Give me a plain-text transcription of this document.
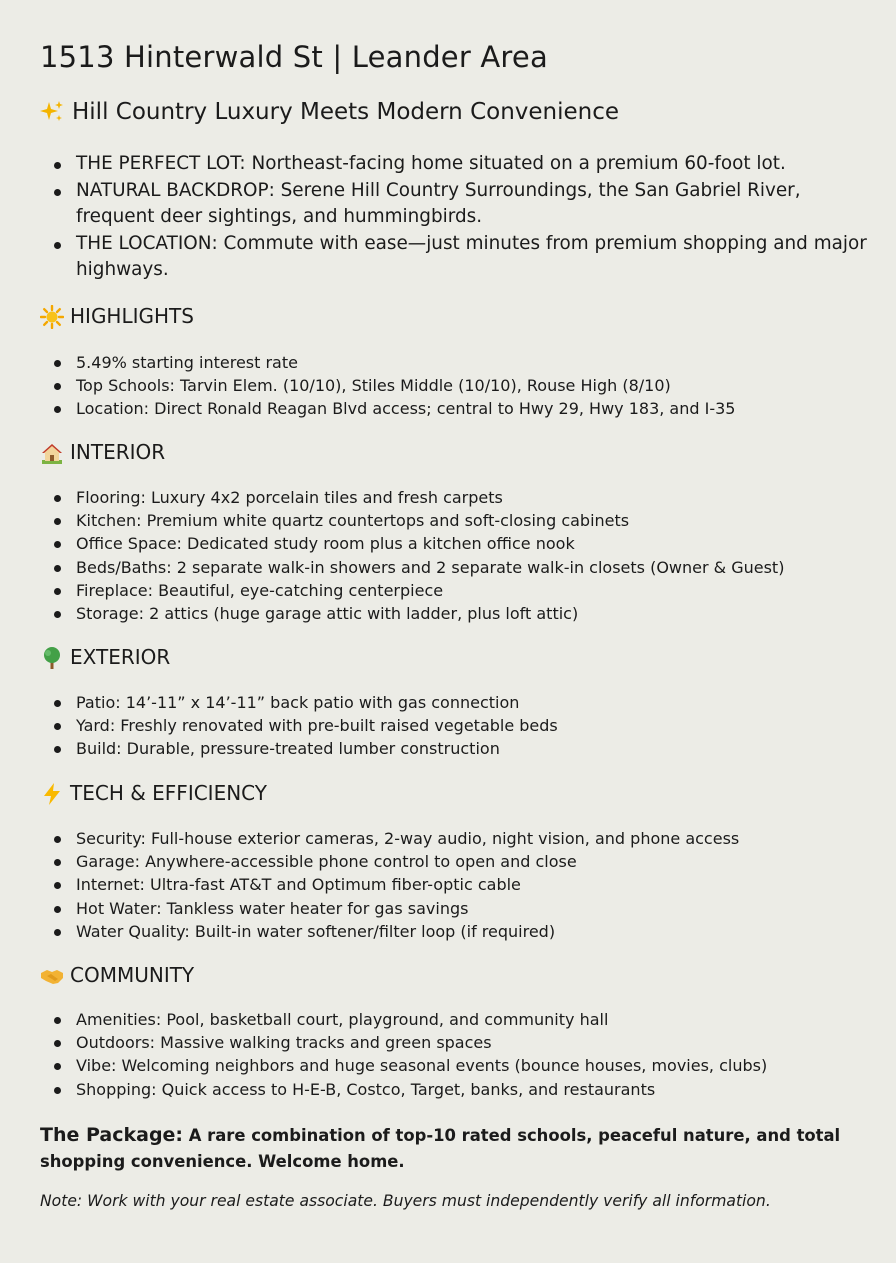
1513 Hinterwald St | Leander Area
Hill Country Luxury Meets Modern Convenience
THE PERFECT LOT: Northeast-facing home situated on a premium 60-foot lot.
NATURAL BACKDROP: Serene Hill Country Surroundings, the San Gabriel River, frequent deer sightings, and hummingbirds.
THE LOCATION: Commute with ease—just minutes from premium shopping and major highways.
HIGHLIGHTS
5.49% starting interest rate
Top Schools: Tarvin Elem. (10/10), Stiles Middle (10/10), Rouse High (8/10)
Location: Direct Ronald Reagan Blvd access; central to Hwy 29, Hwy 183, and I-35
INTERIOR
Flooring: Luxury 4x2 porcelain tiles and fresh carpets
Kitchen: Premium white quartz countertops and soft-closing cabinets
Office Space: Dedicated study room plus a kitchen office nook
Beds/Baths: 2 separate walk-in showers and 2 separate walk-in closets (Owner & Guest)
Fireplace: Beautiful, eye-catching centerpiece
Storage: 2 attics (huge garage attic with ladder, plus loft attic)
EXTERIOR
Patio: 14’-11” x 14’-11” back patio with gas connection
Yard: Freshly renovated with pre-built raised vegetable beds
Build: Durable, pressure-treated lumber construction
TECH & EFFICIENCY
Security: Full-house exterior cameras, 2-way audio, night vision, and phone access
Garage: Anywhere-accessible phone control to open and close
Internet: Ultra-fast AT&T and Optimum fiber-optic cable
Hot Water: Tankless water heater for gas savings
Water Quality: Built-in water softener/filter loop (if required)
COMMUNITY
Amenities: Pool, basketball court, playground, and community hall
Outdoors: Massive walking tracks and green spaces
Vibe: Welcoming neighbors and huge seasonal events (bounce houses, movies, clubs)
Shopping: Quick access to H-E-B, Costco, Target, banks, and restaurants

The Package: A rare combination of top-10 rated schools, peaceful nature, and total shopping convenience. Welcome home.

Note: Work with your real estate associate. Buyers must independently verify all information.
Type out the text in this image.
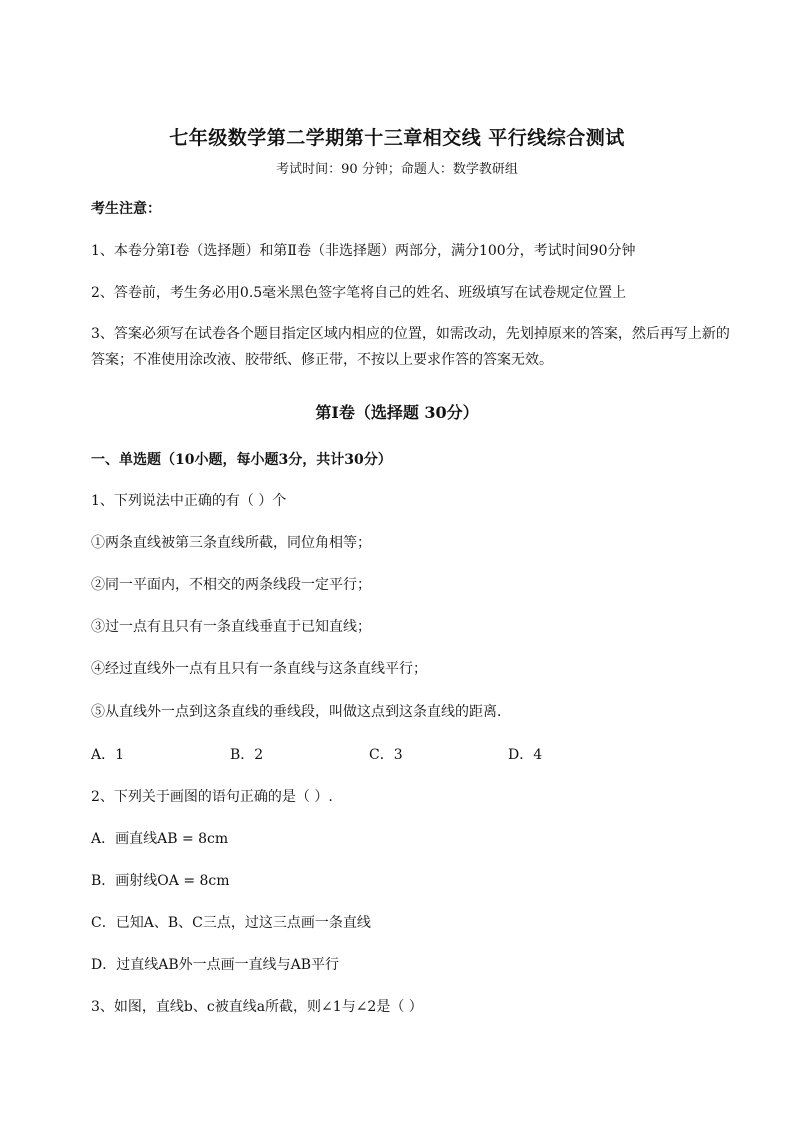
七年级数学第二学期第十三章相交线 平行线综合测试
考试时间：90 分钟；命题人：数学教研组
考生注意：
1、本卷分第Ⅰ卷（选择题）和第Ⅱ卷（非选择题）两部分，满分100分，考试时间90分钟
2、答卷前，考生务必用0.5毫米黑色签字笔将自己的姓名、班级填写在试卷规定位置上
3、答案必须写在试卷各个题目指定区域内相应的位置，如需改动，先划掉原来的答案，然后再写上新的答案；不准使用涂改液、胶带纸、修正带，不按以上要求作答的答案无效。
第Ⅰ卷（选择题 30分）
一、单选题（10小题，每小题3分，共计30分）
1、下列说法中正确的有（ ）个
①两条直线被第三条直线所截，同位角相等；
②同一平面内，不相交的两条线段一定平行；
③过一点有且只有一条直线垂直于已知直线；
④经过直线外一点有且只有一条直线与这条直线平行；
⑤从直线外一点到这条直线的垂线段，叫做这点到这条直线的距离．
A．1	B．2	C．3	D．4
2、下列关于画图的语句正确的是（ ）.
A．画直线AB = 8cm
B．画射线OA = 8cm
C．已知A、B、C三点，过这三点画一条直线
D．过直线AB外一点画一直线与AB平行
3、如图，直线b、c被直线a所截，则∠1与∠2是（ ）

·····

Your instructions
Show all lines from the data above in which the word "Hill" appears.

Response for this exercise
Hill Country Luxury Meets Modern Convenience
NATURAL BACKDROP: Serene Hill Country Surroundings, the San Gabriel River, frequent deer sightings, and hummingbirds.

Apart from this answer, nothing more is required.